▶ _Problem_
With pictures omitted, copy exactly the lines from the one containing "Output the text content of this document." through the end of the records below.

☆ ☆ ☆

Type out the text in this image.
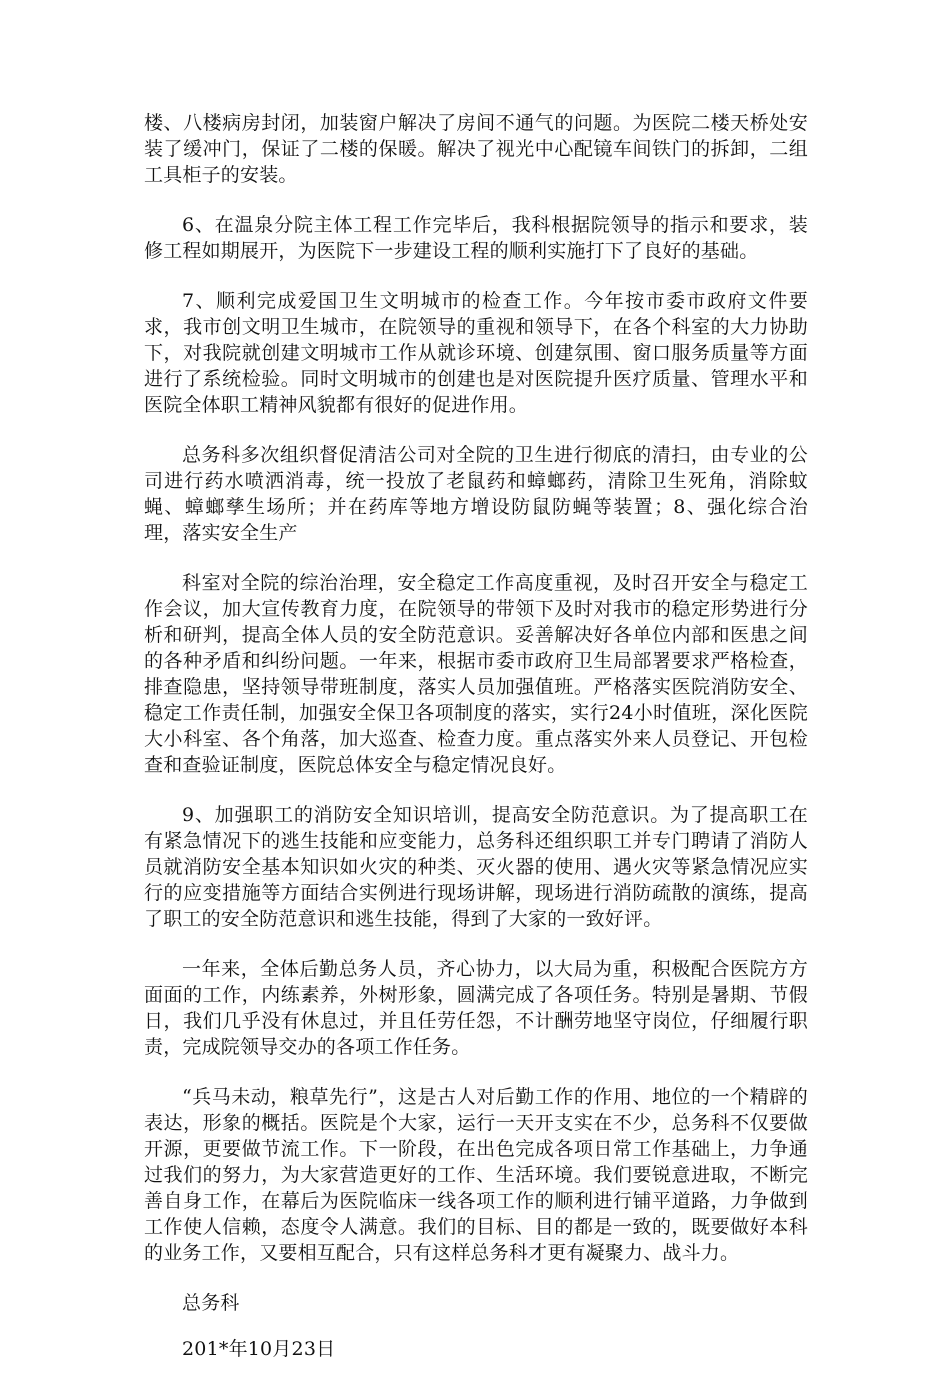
楼、八楼病房封闭，加装窗户解决了房间不通气的问题。为医院二楼天桥处安装了缓冲门，保证了二楼的保暖。解决了视光中心配镜车间铁门的拆卸，二组工具柜子的安装。

6、在温泉分院主体工程工作完毕后，我科根据院领导的指示和要求，装修工程如期展开，为医院下一步建设工程的顺利实施打下了良好的基础。

7、顺利完成爱国卫生文明城市的检查工作。今年按市委市政府文件要求，我市创文明卫生城市，在院领导的重视和领导下，在各个科室的大力协助下，对我院就创建文明城市工作从就诊环境、创建氛围、窗口服务质量等方面进行了系统检验。同时文明城市的创建也是对医院提升医疗质量、管理水平和医院全体职工精神风貌都有很好的促进作用。

总务科多次组织督促清洁公司对全院的卫生进行彻底的清扫，由专业的公司进行药水喷洒消毒，统一投放了老鼠药和蟑螂药，清除卫生死角，消除蚊蝇、蟑螂孳生场所；并在药库等地方增设防鼠防蝇等装置；8、强化综合治理，落实安全生产

科室对全院的综治治理，安全稳定工作高度重视，及时召开安全与稳定工作会议，加大宣传教育力度，在院领导的带领下及时对我市的稳定形势进行分析和研判，提高全体人员的安全防范意识。妥善解决好各单位内部和医患之间的各种矛盾和纠纷问题。一年来，根据市委市政府卫生局部署要求严格检查，排查隐患，坚持领导带班制度，落实人员加强值班。严格落实医院消防安全、稳定工作责任制，加强安全保卫各项制度的落实，实行24小时值班，深化医院大小科室、各个角落，加大巡查、检查力度。重点落实外来人员登记、开包检查和查验证制度，医院总体安全与稳定情况良好。

9、加强职工的消防安全知识培训，提高安全防范意识。为了提高职工在有紧急情况下的逃生技能和应变能力，总务科还组织职工并专门聘请了消防人员就消防安全基本知识如火灾的种类、灭火器的使用、遇火灾等紧急情况应实行的应变措施等方面结合实例进行现场讲解，现场进行消防疏散的演练，提高了职工的安全防范意识和逃生技能，得到了大家的一致好评。

一年来，全体后勤总务人员，齐心协力，以大局为重，积极配合医院方方面面的工作，内练素养，外树形象，圆满完成了各项任务。特别是暑期、节假日，我们几乎没有休息过，并且任劳任怨，不计酬劳地坚守岗位，仔细履行职责，完成院领导交办的各项工作任务。

“兵马未动，粮草先行”，这是古人对后勤工作的作用、地位的一个精辟的表达，形象的概括。医院是个大家，运行一天开支实在不少，总务科不仅要做开源，更要做节流工作。下一阶段，在出色完成各项日常工作基础上，力争通过我们的努力，为大家营造更好的工作、生活环境。我们要锐意进取，不断完善自身工作，在幕后为医院临床一线各项工作的顺利进行铺平道路，力争做到工作使人信赖，态度令人满意。我们的目标、目的都是一致的，既要做好本科的业务工作，又要相互配合，只有这样总务科才更有凝聚力、战斗力。

总务科

201*年10月23日
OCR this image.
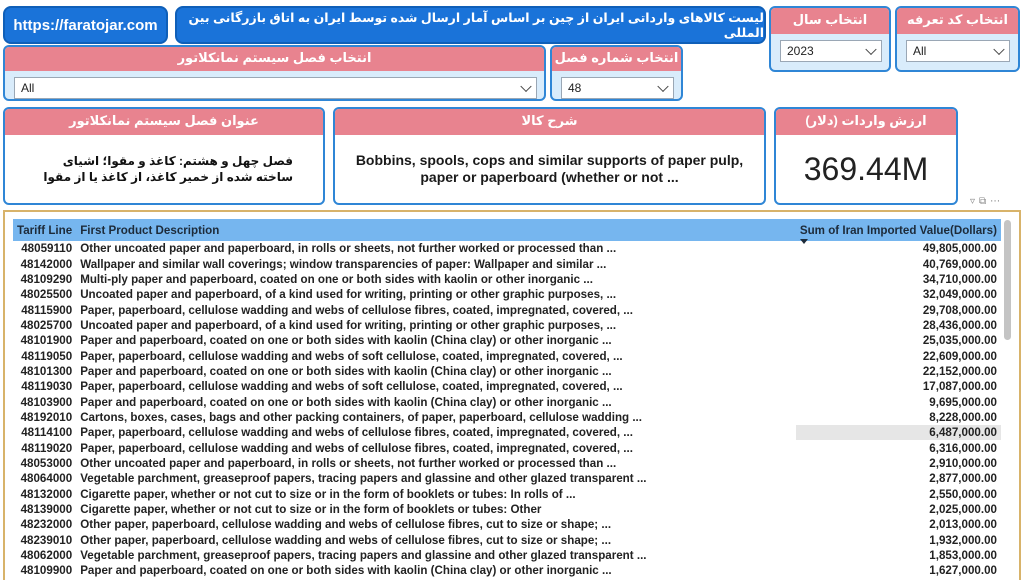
https://faratojar.com	لیست کالاهای وارداتی ایران از چین بر اساس آمار ارسال شده توسط ایران به اتاق بازرگانی بین المللی
انتخاب سال
2023
انتخاب کد تعرفه
All
انتخاب فصل سیستم نمانکلاتور
All
انتخاب شماره فصل
48
عنوان فصل سیستم نمانکلاتور
فصل چهل و هشتم: کاغذ و مقوا؛ اشیای ساخته شده از خمیر کاغذ، از کاغذ یا از مقوا
شرح کالا
Bobbins, spools, cops and similar supports of paper pulp, paper or paperboard (whether or not ...
ارزش واردات (دلار)
369.44M
▿⧉⋯
Tariff Line	First Product Description	Sum of Iran Imported Value(Dollars)

48059110	Other uncoated paper and paperboard, in rolls or sheets, not further worked or processed than ...	49,805,000.00
48142000	Wallpaper and similar wall coverings; window transparencies of paper: Wallpaper and similar ...	40,769,000.00
48109290	Multi-ply paper and paperboard, coated on one or both sides with kaolin or other inorganic ...	34,710,000.00
48025500	Uncoated paper and paperboard, of a kind used for writing, printing or other graphic purposes, ...	32,049,000.00
48115900	Paper, paperboard, cellulose wadding and webs of cellulose fibres, coated, impregnated, covered, ...	29,708,000.00
48025700	Uncoated paper and paperboard, of a kind used for writing, printing or other graphic purposes, ...	28,436,000.00
48101900	Paper and paperboard, coated on one or both sides with kaolin (China clay) or other inorganic ...	25,035,000.00
48119050	Paper, paperboard, cellulose wadding and webs of soft cellulose, coated, impregnated, covered, ...	22,609,000.00
48101300	Paper and paperboard, coated on one or both sides with kaolin (China clay) or other inorganic ...	22,152,000.00
48119030	Paper, paperboard, cellulose wadding and webs of soft cellulose, coated, impregnated, covered, ...	17,087,000.00
48103900	Paper and paperboard, coated on one or both sides with kaolin (China clay) or other inorganic ...	9,695,000.00
48192010	Cartons, boxes, cases, bags and other packing containers, of paper, paperboard, cellulose wadding ...	8,228,000.00
48114100	Paper, paperboard, cellulose wadding and webs of cellulose fibres, coated, impregnated, covered, ...	6,487,000.00
48119020	Paper, paperboard, cellulose wadding and webs of cellulose fibres, coated, impregnated, covered, ...	6,316,000.00
48053000	Other uncoated paper and paperboard, in rolls or sheets, not further worked or processed than ...	2,910,000.00
48064000	Vegetable parchment, greaseproof papers, tracing papers and glassine and other glazed transparent ...	2,877,000.00
48132000	Cigarette paper, whether or not cut to size or in the form of booklets or tubes: In rolls of ...	2,550,000.00
48139000	Cigarette paper, whether or not cut to size or in the form of booklets or tubes: Other	2,025,000.00
48232000	Other paper, paperboard, cellulose wadding and webs of cellulose fibres, cut to size or shape; ...	2,013,000.00
48239010	Other paper, paperboard, cellulose wadding and webs of cellulose fibres, cut to size or shape; ...	1,932,000.00
48062000	Vegetable parchment, greaseproof papers, tracing papers and glassine and other glazed transparent ...	1,853,000.00
48109900	Paper and paperboard, coated on one or both sides with kaolin (China clay) or other inorganic ...	1,627,000.00
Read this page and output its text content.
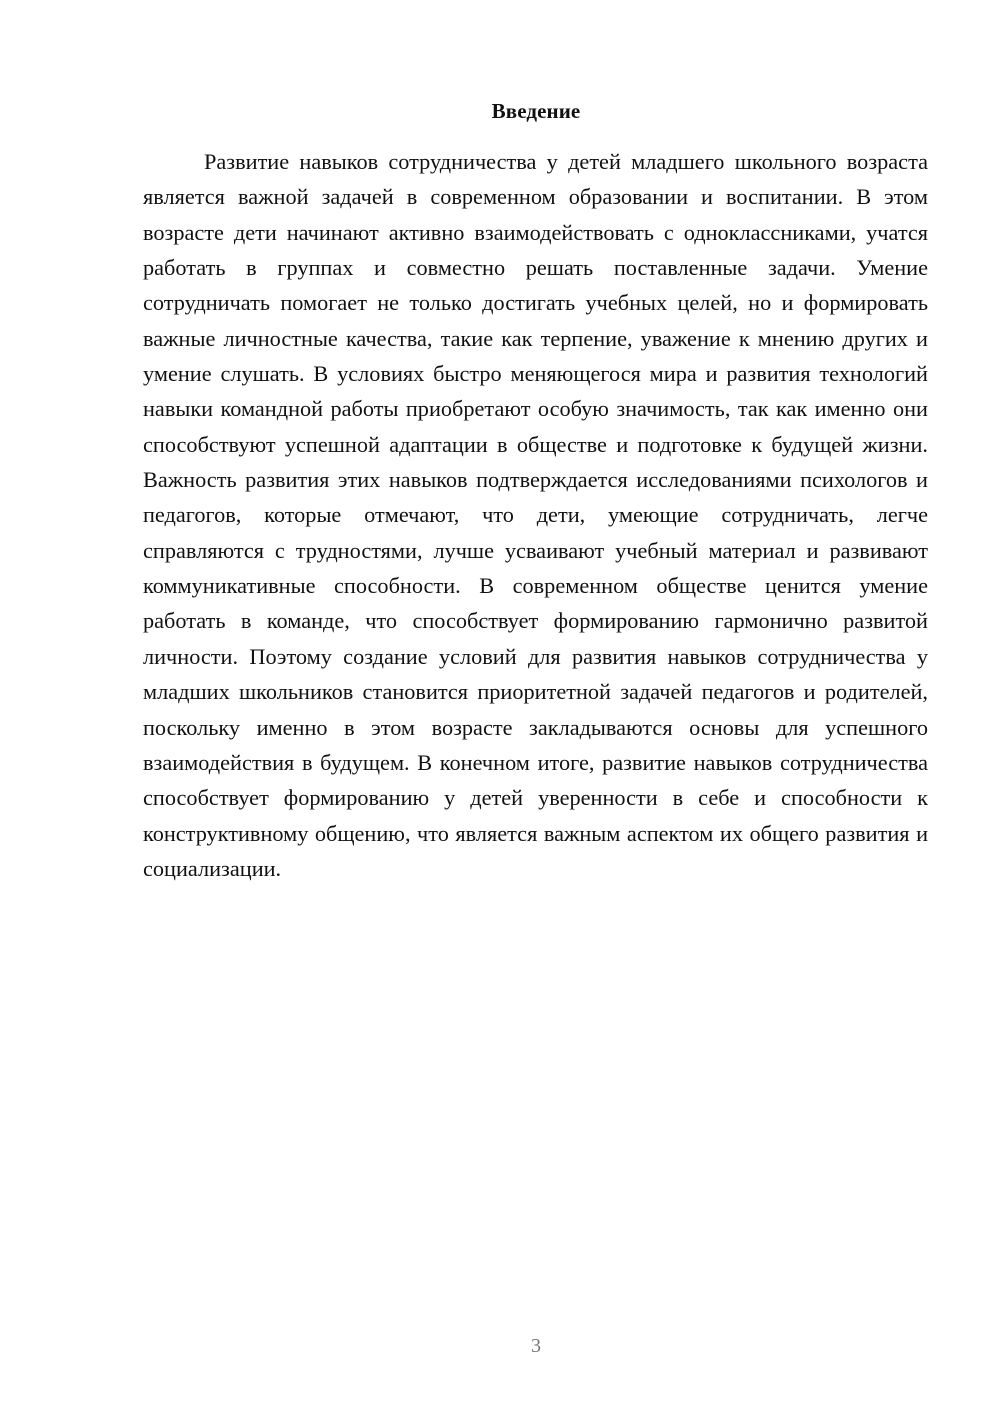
Введение

Развитие навыков сотрудничества у детей младшего школьного возраста является важной задачей в современном образовании и воспитании. В этом возрасте дети начинают активно взаимодействовать с одноклассниками, учатся работать в группах и совместно решать поставленные задачи. Умение сотрудничать помогает не только достигать учебных целей, но и формировать важные личностные качества, такие как терпение, уважение к мнению других и умение слушать. В условиях быстро меняющегося мира и развития технологий навыки командной работы приобретают особую значимость, так как именно они способствуют успешной адаптации в обществе и подготовке к будущей жизни. Важность развития этих навыков подтверждается исследованиями психологов и педагогов, которые отмечают, что дети, умеющие сотрудничать, легче справляются с трудностями, лучше усваивают учебный материал и развивают коммуникативные способности. В современном обществе ценится умение работать в команде, что способствует формированию гармонично развитой личности. Поэтому создание условий для развития навыков сотрудничества у младших школьников становится приоритетной задачей педагогов и родителей, поскольку именно в этом возрасте закладываются основы для успешного взаимодействия в будущем. В конечном итоге, развитие навыков сотрудничества способствует формированию у детей уверенности в себе и способности к конструктивному общению, что является важным аспектом их общего развития и социализации.

3
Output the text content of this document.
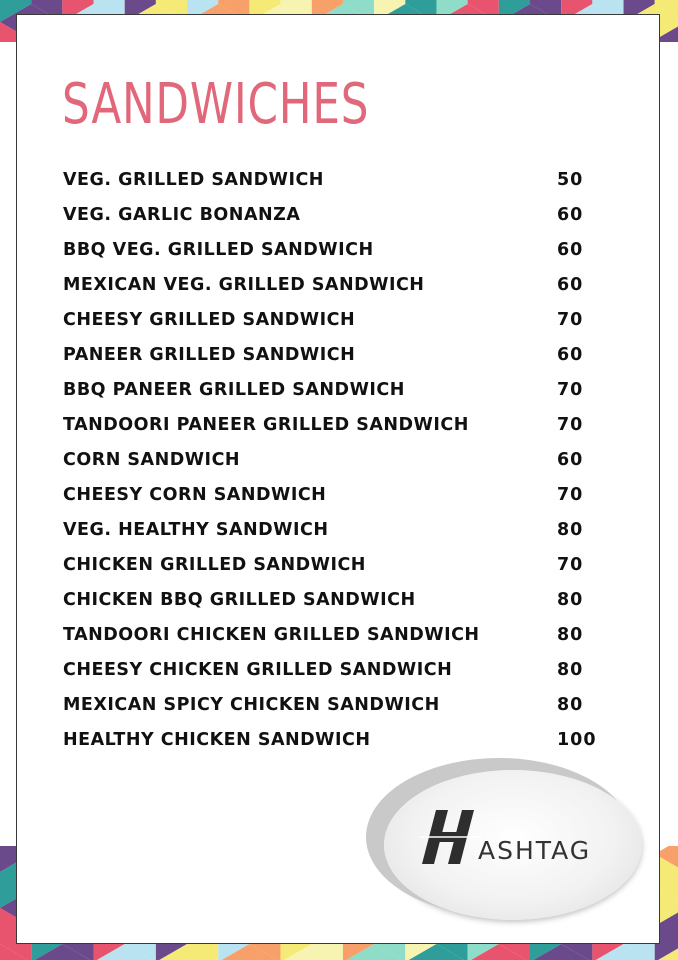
SANDWICHES
VEG. GRILLED SANDWICH	50
VEG. GARLIC BONANZA	60
BBQ VEG. GRILLED SANDWICH	60
MEXICAN VEG. GRILLED SANDWICH	60
CHEESY GRILLED SANDWICH	70
PANEER GRILLED SANDWICH	60
BBQ PANEER GRILLED SANDWICH	70
TANDOORI PANEER GRILLED SANDWICH	70
CORN SANDWICH	60
CHEESY CORN SANDWICH	70
VEG. HEALTHY SANDWICH	80
CHICKEN GRILLED SANDWICH	70
CHICKEN BBQ GRILLED SANDWICH	80
TANDOORI CHICKEN GRILLED SANDWICH	80
CHEESY CHICKEN GRILLED SANDWICH	80
MEXICAN SPICY CHICKEN SANDWICH	80
HEALTHY CHICKEN SANDWICH	100
ASHTAG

☆ ☆ ☆

▶ _Answer for the task_
Output the text content of this document.
SANDWICHES
VEG. GRILLED SANDWICH	50
VEG. GARLIC BONANZA	60
BBQ VEG. GRILLED SANDWICH	60
MEXICAN VEG. GRILLED SANDWICH	60
CHEESY GRILLED SANDWICH	70
PANEER GRILLED SANDWICH	60
BBQ PANEER GRILLED SANDWICH	70
TANDOORI PANEER GRILLED SANDWICH	70
CORN SANDWICH	60
CHEESY CORN SANDWICH	70
VEG. HEALTHY SANDWICH	80
CHICKEN GRILLED SANDWICH	70
CHICKEN BBQ GRILLED SANDWICH	80
TANDOORI CHICKEN GRILLED SANDWICH	80
CHEESY CHICKEN GRILLED SANDWICH	80
MEXICAN SPICY CHICKEN SANDWICH	80
HEALTHY CHICKEN SANDWICH	100
ASHTAG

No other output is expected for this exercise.